══ EXTRACT TO READ
Among the books mentioned in his list of publications we call the attention to his introductory book on Linear Programming that appeared only in Hungarian and his book on Stochastic Programming that appeared in English. The first one was published in 1968 (Prékopa gave his first course on the subject at the University of Budapest in 1958). The book presents linear programming in a mathematically exact, elegant and didactical way and it is still used in Hungary for graduate level courses (it is being extended and translated into English). In the early nineteen seventies an Oxford professor used the book for his courses, by the aid of a Hungarian-English dictionary. The Stochastic Programming book is a high level very informative book that can be used to teach the subject but it is also an excellent source of knowledge in doing research and/or application.
════
══ SUPPLIED MATERIAL
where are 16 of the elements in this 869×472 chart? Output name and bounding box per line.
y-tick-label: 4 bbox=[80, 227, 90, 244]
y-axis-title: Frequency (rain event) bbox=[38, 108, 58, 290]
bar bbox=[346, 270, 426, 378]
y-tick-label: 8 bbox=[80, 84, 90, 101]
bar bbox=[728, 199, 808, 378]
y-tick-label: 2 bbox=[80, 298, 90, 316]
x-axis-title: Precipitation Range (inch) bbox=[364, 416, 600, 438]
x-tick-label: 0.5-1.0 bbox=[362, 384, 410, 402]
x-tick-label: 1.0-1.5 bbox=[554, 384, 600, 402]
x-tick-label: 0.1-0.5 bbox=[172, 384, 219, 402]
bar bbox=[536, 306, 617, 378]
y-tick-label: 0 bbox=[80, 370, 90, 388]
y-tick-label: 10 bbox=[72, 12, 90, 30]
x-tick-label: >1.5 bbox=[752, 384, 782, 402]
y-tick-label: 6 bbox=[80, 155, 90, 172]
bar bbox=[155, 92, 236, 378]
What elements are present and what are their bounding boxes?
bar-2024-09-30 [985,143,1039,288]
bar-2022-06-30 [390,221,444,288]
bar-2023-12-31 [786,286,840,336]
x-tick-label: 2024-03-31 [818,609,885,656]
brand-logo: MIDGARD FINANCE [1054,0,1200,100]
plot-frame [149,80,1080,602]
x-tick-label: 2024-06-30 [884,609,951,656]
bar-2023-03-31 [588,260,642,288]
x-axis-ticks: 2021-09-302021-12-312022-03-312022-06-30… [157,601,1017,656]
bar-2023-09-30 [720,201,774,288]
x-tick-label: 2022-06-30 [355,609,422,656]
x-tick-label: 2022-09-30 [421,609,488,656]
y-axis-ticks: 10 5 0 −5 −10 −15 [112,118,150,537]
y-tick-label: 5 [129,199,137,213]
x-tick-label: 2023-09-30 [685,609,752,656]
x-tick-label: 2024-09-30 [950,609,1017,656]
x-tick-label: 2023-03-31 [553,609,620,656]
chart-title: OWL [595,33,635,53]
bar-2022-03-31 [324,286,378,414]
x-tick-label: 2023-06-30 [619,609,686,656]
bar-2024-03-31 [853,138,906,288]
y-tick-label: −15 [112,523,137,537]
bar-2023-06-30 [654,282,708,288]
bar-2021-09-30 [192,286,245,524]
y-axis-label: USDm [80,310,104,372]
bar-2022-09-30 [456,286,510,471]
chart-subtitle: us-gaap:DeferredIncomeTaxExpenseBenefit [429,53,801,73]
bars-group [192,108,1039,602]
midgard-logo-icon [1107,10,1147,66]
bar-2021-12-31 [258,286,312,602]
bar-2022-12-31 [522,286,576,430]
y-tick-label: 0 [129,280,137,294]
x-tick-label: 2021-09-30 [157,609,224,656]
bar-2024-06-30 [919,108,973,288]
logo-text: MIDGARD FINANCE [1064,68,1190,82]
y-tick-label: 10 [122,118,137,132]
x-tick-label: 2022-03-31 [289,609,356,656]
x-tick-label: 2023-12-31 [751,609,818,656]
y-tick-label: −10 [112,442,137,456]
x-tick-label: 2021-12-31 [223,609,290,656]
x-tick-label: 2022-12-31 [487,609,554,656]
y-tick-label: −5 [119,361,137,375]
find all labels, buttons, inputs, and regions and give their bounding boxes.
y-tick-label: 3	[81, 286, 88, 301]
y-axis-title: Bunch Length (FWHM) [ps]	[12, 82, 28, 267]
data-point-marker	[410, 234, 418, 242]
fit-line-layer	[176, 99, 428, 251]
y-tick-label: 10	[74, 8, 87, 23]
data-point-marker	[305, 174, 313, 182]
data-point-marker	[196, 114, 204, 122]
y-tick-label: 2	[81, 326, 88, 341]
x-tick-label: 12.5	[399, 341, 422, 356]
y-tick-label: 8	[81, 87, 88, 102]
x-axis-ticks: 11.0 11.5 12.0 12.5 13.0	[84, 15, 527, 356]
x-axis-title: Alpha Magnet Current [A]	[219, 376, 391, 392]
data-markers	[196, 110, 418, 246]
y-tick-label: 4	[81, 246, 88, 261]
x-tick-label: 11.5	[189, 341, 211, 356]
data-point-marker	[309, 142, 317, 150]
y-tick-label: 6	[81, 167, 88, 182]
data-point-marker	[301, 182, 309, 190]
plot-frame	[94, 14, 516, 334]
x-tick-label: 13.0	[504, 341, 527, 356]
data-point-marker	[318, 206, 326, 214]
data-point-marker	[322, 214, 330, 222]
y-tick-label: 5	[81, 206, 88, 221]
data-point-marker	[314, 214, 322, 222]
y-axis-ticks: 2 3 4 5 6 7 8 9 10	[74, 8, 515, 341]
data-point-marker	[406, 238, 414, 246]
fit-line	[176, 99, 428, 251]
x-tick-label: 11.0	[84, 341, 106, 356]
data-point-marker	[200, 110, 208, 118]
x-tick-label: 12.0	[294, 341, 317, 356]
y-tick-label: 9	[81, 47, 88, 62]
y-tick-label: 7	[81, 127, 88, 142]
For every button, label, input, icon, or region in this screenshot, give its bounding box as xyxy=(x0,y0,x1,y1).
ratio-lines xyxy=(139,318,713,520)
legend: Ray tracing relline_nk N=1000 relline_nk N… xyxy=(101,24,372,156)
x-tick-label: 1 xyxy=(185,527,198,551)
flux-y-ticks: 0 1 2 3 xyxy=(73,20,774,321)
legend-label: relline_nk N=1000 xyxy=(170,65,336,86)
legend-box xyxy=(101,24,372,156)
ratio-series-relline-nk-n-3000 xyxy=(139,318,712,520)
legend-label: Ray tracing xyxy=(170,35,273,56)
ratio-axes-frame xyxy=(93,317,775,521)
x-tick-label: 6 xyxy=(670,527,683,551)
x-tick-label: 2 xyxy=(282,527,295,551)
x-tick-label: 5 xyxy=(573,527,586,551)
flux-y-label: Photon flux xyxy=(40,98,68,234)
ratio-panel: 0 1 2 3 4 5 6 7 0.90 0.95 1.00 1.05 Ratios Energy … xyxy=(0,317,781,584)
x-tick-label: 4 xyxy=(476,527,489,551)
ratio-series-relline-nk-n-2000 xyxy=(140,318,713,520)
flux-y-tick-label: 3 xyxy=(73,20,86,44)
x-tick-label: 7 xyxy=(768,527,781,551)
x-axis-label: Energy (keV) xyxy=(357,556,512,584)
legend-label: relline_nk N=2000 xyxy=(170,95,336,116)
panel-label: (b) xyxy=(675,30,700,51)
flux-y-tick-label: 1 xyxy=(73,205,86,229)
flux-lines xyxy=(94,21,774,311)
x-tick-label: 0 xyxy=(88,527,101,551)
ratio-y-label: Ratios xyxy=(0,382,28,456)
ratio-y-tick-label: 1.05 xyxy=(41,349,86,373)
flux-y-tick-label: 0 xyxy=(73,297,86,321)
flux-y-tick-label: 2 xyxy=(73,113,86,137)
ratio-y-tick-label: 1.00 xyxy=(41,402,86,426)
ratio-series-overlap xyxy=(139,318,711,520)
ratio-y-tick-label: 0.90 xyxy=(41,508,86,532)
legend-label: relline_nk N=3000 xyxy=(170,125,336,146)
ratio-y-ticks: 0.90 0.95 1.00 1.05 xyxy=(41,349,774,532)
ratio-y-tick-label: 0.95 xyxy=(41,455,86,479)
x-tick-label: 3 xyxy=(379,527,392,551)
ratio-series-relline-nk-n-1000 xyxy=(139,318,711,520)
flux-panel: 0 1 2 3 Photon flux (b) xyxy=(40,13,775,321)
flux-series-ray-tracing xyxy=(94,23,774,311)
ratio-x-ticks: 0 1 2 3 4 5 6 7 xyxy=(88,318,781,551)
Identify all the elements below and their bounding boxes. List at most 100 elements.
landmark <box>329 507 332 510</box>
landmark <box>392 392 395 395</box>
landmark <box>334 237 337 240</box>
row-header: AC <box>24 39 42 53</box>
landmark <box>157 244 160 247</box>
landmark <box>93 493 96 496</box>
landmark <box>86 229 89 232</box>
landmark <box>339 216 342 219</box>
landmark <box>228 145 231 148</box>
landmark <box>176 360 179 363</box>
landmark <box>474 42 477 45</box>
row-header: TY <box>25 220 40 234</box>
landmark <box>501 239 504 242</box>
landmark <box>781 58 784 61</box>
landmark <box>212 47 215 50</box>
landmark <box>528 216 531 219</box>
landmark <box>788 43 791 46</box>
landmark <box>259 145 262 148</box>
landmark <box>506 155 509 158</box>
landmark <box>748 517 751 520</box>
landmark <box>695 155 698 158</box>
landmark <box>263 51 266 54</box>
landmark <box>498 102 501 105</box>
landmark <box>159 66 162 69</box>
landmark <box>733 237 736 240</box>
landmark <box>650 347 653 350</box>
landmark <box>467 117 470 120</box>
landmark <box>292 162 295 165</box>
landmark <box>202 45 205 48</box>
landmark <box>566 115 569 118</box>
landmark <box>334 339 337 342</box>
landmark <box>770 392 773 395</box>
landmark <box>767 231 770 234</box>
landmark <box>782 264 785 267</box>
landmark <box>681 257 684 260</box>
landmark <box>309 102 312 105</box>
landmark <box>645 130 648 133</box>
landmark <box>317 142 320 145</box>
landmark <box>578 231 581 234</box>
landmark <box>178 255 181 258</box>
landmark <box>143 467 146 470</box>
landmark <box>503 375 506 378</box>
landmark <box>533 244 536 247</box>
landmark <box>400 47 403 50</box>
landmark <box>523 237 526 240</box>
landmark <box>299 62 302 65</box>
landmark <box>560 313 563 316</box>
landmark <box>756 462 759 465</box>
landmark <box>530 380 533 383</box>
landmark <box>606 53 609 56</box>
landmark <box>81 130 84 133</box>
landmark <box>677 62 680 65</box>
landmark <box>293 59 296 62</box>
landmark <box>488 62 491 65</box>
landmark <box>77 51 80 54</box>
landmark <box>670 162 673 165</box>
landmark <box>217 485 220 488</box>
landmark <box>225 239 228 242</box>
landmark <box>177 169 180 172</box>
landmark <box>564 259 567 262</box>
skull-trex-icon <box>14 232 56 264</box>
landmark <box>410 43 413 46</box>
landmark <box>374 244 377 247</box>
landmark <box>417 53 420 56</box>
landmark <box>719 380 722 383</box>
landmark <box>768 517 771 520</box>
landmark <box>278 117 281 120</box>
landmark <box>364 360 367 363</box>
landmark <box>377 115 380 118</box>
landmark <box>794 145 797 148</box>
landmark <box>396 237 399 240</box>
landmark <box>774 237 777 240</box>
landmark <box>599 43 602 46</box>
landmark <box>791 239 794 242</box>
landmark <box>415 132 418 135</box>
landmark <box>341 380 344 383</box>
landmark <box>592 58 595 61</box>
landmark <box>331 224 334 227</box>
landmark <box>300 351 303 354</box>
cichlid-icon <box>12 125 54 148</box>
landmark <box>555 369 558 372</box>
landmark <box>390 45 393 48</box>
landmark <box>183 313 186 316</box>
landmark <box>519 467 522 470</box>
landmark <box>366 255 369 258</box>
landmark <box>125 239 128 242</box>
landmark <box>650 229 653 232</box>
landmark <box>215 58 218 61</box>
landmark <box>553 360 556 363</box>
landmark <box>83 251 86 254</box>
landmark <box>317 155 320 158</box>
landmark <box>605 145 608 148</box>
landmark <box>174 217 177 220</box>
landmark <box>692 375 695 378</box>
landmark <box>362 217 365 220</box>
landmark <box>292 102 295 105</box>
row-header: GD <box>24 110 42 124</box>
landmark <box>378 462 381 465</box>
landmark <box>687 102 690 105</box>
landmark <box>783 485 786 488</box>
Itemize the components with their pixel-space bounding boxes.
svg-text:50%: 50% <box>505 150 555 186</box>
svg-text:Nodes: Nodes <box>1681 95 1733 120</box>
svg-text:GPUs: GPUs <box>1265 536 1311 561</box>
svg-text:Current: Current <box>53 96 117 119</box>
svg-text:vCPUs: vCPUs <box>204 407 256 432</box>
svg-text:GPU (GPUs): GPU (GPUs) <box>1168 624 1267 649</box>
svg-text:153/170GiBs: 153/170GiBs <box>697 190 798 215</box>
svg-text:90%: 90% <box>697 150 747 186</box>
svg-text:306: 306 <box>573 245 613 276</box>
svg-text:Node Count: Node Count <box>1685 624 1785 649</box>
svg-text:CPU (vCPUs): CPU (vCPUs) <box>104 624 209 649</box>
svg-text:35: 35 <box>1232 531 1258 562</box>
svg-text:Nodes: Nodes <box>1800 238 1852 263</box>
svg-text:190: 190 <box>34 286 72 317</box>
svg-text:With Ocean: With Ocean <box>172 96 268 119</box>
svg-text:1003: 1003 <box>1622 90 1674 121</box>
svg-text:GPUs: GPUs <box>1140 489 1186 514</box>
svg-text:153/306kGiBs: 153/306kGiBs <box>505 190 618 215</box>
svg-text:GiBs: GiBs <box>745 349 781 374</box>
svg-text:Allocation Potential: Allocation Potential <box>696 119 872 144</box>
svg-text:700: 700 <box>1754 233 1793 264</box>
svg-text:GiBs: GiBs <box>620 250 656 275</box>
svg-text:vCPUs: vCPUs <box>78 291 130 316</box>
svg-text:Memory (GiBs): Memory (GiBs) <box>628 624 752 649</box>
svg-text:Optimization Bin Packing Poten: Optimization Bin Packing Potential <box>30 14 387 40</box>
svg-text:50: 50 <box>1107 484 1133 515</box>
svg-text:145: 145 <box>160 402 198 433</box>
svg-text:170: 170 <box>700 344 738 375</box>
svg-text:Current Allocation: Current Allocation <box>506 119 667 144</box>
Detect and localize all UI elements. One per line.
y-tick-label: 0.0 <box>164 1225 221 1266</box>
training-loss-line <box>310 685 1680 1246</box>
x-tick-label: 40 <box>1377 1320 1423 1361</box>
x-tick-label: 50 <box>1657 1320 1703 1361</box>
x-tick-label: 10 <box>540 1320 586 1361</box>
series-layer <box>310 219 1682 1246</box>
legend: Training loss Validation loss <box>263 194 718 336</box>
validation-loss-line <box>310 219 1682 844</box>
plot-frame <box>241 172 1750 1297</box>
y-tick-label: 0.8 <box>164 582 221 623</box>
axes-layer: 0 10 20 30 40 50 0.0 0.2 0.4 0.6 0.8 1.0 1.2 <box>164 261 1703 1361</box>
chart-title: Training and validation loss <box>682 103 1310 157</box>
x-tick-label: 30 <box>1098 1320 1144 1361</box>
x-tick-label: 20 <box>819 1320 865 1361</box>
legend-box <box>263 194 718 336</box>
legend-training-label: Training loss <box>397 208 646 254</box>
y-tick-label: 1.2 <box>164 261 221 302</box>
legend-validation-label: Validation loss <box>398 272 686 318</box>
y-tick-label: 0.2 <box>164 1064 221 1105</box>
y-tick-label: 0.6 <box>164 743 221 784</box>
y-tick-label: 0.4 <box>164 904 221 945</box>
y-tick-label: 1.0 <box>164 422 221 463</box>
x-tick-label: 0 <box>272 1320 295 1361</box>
════
WHAT TO DO ->
(1) Answer these questions using the passage on Prékopa's books:
(a) In what year was the Linear Programming book published?
(b) In what year did Prékopa first teach the subject at the University of Budapest?
(c) What did an Oxford professor rely on to use the book in his courses?
(2) Repeat, word for word, the part of the passage on Prékopa's books that opens with the words containing "Among the books" and closes with "research and/or application.".
The material was taken from a separate source.

SOLVED PROBLEMS ->
(1)
(a) 1968
(b) 1958
(c) A Hungarian-English dictionary

(2)
Among the books mentioned in his list of publications we call the attention to his introductory book on Linear Programming that appeared only in Hungarian and his book on Stochastic Programming that appeared in English. The first one was published in 1968 (Prékopa gave his first course on the subject at the University of Budapest in 1958). The book presents linear programming in a mathematically exact, elegant and didactical way and it is still used in Hungary for graduate level courses (it is being extended and translated into English). In the early nineteen seventies an Oxford professor used the book for his courses, by the aid of a Hungarian-English dictionary. The Stochastic Programming book is a high level very informative book that can be used to teach the subject but it is also an excellent source of knowledge in doing research and/or application.